Records excerpted from a collection:
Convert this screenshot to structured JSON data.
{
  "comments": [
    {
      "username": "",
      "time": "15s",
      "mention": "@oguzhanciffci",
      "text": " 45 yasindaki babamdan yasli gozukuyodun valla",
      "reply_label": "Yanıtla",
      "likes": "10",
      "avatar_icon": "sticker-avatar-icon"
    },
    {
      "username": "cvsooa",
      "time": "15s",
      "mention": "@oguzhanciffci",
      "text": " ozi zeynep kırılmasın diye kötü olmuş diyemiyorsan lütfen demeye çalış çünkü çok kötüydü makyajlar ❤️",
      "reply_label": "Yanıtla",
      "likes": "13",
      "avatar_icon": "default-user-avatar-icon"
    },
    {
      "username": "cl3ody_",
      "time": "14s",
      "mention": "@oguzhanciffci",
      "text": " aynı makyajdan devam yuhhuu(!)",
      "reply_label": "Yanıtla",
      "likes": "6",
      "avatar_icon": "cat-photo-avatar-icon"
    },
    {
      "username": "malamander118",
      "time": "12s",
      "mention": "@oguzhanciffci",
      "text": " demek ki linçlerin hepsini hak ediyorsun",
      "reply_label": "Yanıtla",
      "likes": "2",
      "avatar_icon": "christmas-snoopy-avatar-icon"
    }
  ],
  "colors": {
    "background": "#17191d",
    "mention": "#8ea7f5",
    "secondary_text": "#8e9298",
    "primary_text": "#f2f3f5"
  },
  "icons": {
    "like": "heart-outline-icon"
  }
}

## Written task
Copy out each line exactly as written.

## Answer to this task
Convert this screenshot to structured JSON data.
{
  "comments": [
    {
      "username": "",
      "time": "15s",
      "mention": "@oguzhanciffci",
      "text": " 45 yasindaki babamdan yasli gozukuyodun valla",
      "reply_label": "Yanıtla",
      "likes": "10",
      "avatar_icon": "sticker-avatar-icon"
    },
    {
      "username": "cvsooa",
      "time": "15s",
      "mention": "@oguzhanciffci",
      "text": " ozi zeynep kırılmasın diye kötü olmuş diyemiyorsan lütfen demeye çalış çünkü çok kötüydü makyajlar ❤️",
      "reply_label": "Yanıtla",
      "likes": "13",
      "avatar_icon": "default-user-avatar-icon"
    },
    {
      "username": "cl3ody_",
      "time": "14s",
      "mention": "@oguzhanciffci",
      "text": " aynı makyajdan devam yuhhuu(!)",
      "reply_label": "Yanıtla",
      "likes": "6",
      "avatar_icon": "cat-photo-avatar-icon"
    },
    {
      "username": "malamander118",
      "time": "12s",
      "mention": "@oguzhanciffci",
      "text": " demek ki linçlerin hepsini hak ediyorsun",
      "reply_label": "Yanıtla",
      "likes": "2",
      "avatar_icon": "christmas-snoopy-avatar-icon"
    }
  ],
  "colors": {
    "background": "#17191d",
    "mention": "#8ea7f5",
    "secondary_text": "#8e9298",
    "primary_text": "#f2f3f5"
  },
  "icons": {
    "like": "heart-outline-icon"
  }
}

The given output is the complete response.